Required task
Lines that include the word "users" are the ones to copy.

Data to use
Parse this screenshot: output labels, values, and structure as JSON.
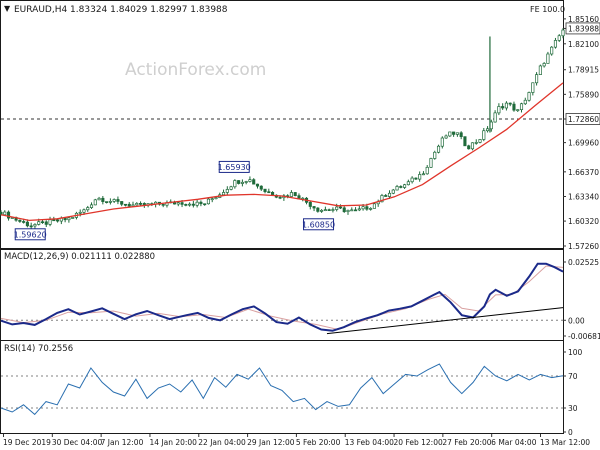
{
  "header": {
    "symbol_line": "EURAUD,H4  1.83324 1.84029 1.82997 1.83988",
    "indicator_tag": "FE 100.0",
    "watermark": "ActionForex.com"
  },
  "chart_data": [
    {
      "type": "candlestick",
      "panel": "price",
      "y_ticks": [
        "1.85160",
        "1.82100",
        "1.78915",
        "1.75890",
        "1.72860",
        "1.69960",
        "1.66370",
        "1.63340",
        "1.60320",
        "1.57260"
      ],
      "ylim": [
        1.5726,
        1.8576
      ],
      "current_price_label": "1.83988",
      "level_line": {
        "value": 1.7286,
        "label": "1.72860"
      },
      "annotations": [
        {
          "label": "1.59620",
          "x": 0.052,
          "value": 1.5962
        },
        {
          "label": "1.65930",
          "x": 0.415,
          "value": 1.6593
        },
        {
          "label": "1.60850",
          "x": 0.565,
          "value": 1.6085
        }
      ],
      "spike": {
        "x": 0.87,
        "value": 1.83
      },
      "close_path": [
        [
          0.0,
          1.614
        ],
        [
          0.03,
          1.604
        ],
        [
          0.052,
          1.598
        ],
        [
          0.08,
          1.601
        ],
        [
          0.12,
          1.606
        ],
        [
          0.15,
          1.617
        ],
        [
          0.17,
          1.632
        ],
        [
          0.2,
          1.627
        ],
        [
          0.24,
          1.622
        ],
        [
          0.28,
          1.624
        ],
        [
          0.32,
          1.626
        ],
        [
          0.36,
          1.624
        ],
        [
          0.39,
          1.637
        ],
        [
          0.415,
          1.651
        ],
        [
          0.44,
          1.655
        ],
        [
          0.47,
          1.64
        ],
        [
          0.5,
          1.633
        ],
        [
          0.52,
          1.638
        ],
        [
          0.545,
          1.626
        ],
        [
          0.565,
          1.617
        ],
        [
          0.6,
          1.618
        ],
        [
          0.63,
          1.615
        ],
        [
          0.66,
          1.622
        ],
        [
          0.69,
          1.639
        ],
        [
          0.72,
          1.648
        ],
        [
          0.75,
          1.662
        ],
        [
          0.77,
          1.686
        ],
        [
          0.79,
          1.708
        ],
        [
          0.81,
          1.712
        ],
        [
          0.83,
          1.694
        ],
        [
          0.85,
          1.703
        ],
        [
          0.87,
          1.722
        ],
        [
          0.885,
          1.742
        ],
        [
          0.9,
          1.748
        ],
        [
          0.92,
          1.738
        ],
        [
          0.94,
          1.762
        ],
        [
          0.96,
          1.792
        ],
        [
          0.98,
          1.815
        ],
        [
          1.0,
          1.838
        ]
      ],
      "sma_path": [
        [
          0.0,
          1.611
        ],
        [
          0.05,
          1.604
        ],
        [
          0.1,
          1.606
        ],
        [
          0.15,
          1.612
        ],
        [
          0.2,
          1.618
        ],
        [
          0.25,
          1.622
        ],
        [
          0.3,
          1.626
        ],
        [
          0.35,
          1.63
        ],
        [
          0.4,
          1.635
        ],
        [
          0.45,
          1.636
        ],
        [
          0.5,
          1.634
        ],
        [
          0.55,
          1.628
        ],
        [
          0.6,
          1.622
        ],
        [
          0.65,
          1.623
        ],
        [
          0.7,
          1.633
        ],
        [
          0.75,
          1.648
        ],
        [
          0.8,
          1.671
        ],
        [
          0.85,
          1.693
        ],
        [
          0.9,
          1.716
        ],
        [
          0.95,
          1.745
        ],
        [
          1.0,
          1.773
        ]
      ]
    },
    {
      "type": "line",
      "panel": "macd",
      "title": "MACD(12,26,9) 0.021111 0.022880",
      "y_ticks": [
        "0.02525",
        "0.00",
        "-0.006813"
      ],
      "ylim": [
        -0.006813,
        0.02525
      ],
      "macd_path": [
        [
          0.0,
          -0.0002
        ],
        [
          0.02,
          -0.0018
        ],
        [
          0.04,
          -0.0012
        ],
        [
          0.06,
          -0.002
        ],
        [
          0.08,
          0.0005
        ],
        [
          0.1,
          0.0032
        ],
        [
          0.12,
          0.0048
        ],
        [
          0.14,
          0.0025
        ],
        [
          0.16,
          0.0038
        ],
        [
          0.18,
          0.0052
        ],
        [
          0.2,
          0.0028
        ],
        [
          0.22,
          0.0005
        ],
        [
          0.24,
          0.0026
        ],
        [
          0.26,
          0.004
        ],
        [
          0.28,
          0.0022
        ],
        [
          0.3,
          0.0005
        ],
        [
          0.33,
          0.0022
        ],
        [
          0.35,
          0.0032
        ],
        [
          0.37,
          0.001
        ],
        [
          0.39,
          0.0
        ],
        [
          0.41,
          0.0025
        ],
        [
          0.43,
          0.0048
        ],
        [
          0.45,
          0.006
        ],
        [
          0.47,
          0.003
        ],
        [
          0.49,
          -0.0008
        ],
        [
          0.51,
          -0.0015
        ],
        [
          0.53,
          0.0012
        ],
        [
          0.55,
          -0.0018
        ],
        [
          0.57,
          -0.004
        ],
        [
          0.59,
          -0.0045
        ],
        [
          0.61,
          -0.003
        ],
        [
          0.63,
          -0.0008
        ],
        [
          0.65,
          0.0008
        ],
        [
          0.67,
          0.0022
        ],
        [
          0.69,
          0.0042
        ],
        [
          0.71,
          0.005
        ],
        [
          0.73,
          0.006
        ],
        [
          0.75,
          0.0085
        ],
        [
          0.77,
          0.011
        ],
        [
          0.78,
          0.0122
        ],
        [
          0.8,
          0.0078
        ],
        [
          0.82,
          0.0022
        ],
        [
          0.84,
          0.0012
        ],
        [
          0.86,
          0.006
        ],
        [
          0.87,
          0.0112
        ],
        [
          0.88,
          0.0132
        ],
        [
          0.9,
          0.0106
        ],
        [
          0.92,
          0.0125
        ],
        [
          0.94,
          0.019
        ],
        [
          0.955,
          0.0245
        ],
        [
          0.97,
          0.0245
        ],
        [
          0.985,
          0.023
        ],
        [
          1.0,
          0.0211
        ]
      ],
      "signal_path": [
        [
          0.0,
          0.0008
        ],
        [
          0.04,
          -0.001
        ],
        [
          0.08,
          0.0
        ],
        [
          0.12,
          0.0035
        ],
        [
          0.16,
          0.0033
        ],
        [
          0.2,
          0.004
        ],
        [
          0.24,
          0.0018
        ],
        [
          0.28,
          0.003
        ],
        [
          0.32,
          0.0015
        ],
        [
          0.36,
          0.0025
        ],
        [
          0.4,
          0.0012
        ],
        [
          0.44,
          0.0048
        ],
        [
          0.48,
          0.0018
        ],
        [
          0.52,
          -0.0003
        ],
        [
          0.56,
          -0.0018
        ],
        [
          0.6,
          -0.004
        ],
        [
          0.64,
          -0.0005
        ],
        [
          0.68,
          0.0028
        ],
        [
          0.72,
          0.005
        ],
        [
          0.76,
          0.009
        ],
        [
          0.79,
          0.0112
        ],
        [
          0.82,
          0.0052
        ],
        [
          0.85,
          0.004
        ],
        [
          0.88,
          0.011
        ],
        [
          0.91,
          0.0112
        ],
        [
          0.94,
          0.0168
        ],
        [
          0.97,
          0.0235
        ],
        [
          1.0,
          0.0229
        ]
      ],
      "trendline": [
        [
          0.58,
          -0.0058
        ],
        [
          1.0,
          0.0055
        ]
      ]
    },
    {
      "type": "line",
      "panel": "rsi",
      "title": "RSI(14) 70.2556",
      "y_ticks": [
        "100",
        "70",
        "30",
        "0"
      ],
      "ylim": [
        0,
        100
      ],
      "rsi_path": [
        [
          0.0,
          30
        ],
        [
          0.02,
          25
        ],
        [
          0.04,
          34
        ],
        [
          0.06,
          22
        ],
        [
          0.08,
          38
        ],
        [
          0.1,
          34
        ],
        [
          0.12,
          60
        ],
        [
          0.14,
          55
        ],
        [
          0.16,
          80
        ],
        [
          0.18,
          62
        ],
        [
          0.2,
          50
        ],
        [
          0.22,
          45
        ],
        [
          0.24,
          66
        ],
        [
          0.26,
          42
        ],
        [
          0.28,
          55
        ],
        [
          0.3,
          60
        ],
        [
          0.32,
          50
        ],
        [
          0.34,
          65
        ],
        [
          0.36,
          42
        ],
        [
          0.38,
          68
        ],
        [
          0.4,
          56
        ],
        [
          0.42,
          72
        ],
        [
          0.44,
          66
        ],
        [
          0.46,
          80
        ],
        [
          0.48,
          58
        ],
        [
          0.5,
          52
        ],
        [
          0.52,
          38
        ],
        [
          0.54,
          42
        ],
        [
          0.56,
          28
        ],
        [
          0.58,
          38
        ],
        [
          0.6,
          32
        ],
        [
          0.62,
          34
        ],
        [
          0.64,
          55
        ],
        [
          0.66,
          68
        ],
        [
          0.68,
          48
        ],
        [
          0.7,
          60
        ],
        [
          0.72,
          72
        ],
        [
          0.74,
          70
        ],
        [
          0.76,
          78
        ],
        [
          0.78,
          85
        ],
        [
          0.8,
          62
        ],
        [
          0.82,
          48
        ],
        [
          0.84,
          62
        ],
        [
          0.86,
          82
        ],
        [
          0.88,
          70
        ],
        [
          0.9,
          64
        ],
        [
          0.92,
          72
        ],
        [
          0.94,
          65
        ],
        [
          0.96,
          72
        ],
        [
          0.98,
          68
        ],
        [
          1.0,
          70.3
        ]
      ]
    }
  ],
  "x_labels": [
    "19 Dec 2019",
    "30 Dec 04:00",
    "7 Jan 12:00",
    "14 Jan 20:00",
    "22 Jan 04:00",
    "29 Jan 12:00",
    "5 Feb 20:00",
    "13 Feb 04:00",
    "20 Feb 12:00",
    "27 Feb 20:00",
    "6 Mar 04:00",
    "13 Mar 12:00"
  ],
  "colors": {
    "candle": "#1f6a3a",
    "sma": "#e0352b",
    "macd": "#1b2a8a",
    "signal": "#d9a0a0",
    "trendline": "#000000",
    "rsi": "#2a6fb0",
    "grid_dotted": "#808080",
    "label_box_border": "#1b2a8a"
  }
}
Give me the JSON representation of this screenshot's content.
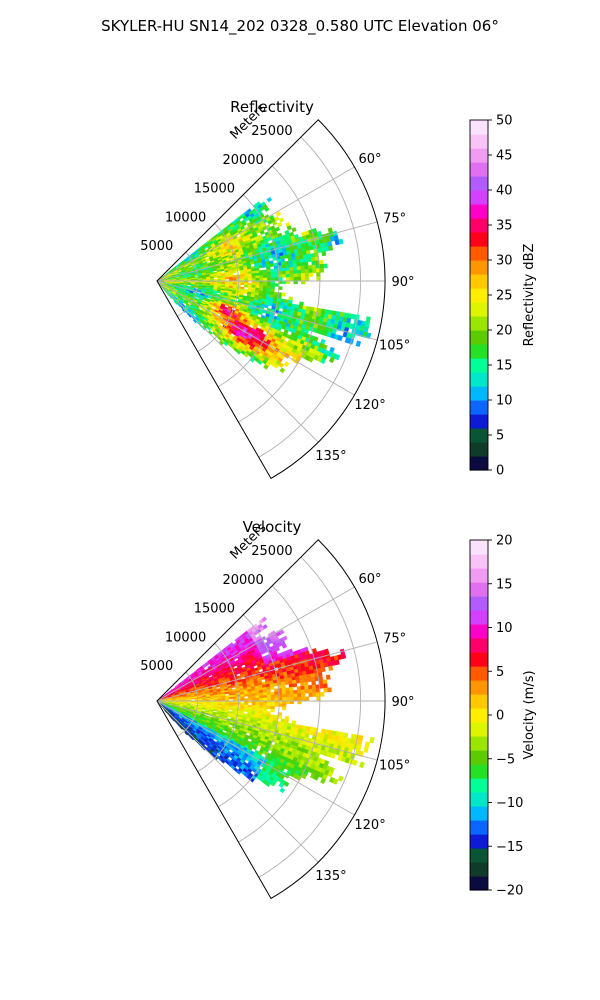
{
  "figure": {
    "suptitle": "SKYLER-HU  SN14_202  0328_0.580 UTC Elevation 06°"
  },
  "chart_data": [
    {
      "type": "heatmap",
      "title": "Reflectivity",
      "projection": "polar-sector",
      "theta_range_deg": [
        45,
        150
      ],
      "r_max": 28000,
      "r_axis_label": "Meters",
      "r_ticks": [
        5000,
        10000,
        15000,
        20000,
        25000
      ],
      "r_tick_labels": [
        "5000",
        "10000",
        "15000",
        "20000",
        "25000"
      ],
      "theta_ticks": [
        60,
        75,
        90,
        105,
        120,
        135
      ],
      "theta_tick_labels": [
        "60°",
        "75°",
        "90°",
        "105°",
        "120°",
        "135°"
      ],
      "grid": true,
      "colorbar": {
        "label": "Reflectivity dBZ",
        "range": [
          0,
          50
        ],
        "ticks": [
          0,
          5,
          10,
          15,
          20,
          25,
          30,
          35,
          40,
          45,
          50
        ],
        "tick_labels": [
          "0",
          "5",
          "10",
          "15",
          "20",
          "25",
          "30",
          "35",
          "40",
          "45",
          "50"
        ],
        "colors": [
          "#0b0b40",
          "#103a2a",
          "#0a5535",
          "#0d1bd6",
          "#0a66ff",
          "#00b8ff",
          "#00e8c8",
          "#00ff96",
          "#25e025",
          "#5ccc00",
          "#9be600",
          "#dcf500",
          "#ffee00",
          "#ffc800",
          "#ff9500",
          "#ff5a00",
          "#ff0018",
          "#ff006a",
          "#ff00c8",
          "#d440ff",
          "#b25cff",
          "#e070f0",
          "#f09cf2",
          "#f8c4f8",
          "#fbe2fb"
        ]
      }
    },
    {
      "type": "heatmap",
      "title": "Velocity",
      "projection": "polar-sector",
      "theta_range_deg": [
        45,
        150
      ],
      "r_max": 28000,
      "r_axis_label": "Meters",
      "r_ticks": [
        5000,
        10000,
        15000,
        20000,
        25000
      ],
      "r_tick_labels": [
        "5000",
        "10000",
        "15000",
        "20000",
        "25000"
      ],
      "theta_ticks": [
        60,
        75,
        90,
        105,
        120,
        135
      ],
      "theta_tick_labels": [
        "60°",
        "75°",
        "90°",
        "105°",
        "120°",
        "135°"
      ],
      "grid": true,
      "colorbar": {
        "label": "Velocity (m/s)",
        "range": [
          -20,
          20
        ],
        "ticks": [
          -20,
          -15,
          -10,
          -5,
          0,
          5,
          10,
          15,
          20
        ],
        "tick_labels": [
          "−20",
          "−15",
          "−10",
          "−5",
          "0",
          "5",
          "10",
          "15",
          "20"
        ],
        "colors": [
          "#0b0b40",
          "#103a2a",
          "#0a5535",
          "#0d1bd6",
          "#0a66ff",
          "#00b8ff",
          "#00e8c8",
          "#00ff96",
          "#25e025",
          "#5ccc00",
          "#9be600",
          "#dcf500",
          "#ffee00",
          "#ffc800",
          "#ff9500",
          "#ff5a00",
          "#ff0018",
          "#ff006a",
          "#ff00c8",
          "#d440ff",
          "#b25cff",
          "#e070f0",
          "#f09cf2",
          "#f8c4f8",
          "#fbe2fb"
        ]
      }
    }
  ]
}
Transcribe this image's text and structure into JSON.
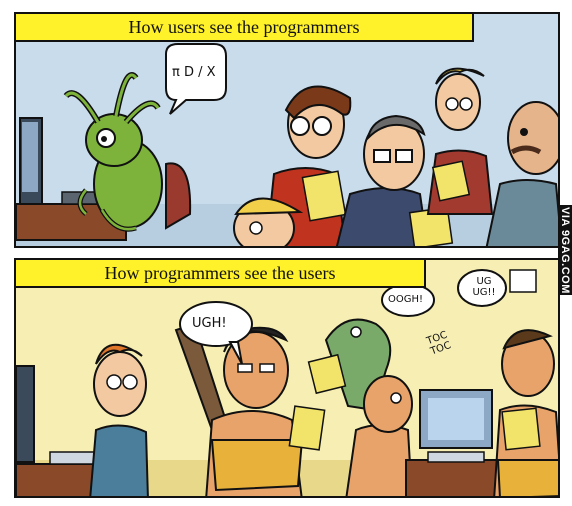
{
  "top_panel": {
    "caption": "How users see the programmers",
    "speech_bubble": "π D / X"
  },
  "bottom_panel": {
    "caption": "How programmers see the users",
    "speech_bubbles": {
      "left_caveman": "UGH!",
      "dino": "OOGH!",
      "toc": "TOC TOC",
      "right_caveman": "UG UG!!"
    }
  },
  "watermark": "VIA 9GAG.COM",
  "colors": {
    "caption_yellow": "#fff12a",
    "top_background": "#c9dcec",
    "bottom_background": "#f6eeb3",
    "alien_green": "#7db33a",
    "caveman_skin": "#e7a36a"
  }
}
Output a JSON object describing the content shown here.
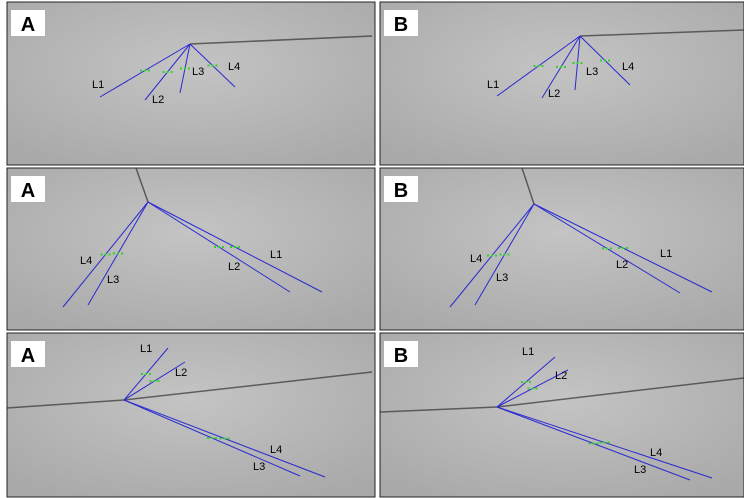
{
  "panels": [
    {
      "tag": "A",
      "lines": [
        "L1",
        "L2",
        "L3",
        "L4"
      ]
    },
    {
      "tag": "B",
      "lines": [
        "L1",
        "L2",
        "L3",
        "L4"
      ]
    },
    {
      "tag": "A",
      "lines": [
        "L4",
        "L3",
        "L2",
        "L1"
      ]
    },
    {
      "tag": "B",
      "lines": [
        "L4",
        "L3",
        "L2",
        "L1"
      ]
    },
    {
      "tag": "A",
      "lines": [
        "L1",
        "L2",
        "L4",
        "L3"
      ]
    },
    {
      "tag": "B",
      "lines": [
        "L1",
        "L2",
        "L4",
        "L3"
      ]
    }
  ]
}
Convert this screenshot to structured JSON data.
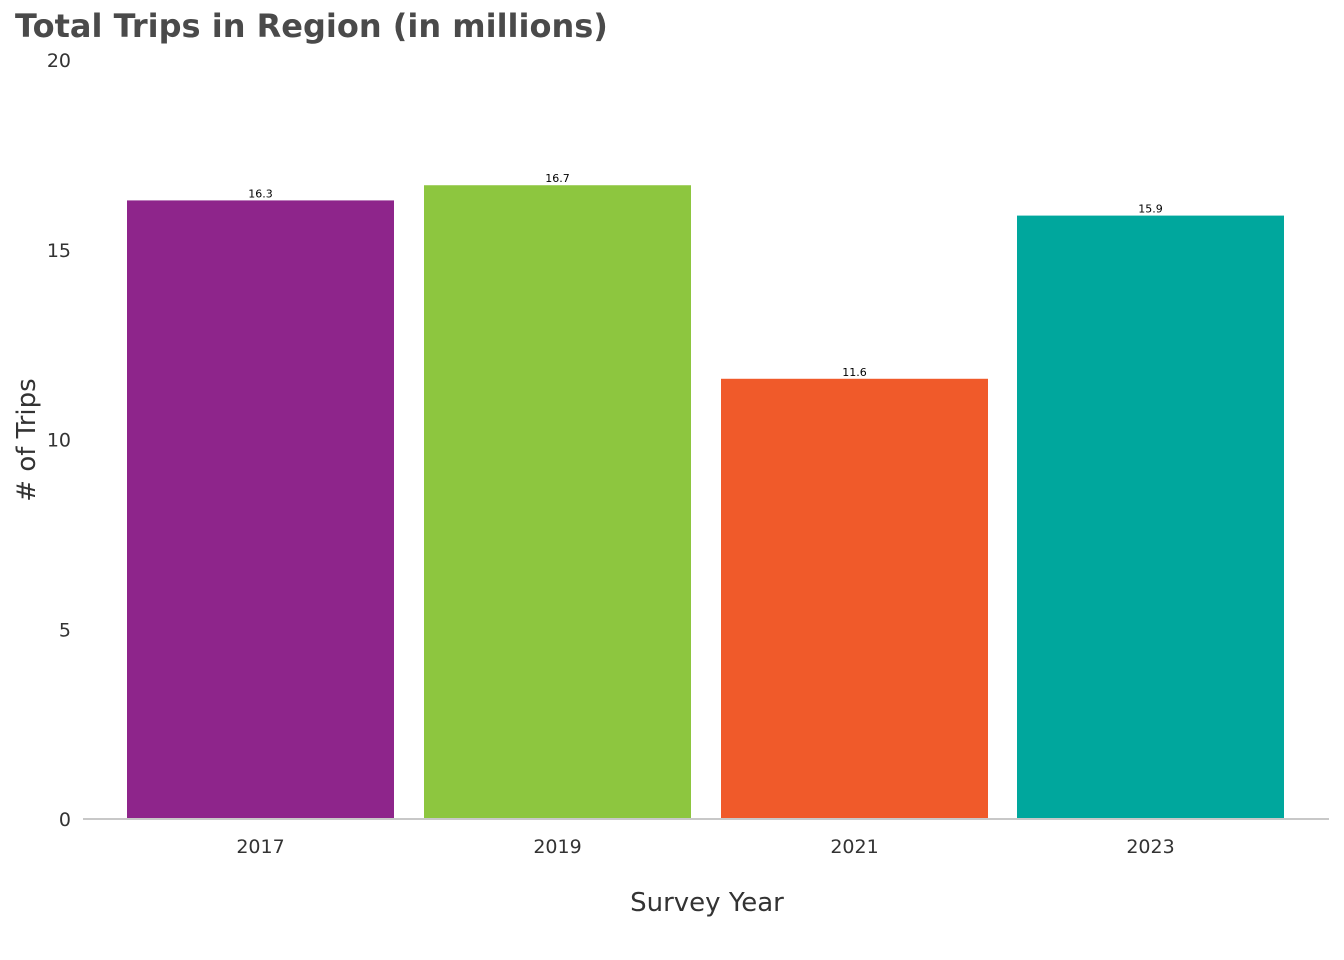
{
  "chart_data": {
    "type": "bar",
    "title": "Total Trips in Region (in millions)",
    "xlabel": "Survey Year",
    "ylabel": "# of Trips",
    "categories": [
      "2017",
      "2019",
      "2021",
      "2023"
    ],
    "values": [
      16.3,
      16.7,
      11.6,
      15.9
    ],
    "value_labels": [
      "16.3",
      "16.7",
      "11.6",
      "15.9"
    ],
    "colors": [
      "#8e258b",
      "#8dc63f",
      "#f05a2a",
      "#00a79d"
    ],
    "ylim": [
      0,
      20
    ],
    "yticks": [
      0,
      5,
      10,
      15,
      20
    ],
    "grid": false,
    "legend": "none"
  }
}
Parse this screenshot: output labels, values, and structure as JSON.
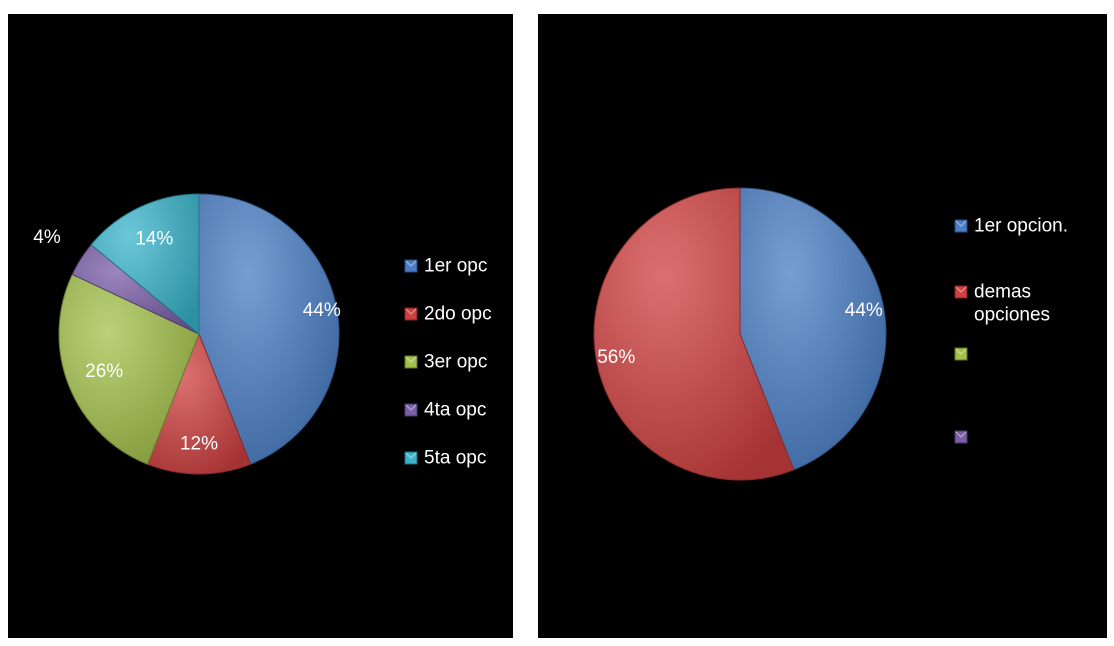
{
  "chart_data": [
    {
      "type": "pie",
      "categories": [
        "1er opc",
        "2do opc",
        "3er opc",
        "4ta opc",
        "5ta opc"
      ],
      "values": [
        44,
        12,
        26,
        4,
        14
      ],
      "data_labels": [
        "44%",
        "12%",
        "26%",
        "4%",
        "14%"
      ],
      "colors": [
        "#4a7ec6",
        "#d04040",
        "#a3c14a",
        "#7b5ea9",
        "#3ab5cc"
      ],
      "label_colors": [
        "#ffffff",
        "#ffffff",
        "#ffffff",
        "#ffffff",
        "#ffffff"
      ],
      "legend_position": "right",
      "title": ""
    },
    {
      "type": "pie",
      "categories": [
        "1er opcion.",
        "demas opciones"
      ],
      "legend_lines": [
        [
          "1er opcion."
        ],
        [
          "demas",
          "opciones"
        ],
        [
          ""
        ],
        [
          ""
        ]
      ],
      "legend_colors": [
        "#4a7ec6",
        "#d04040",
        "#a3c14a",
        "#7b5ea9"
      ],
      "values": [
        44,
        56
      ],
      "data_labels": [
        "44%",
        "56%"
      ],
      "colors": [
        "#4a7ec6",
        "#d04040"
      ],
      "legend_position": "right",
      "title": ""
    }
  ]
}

Solution to this problem
    "caption": "How users see the programmers",
    "caption": "How programmers see the users",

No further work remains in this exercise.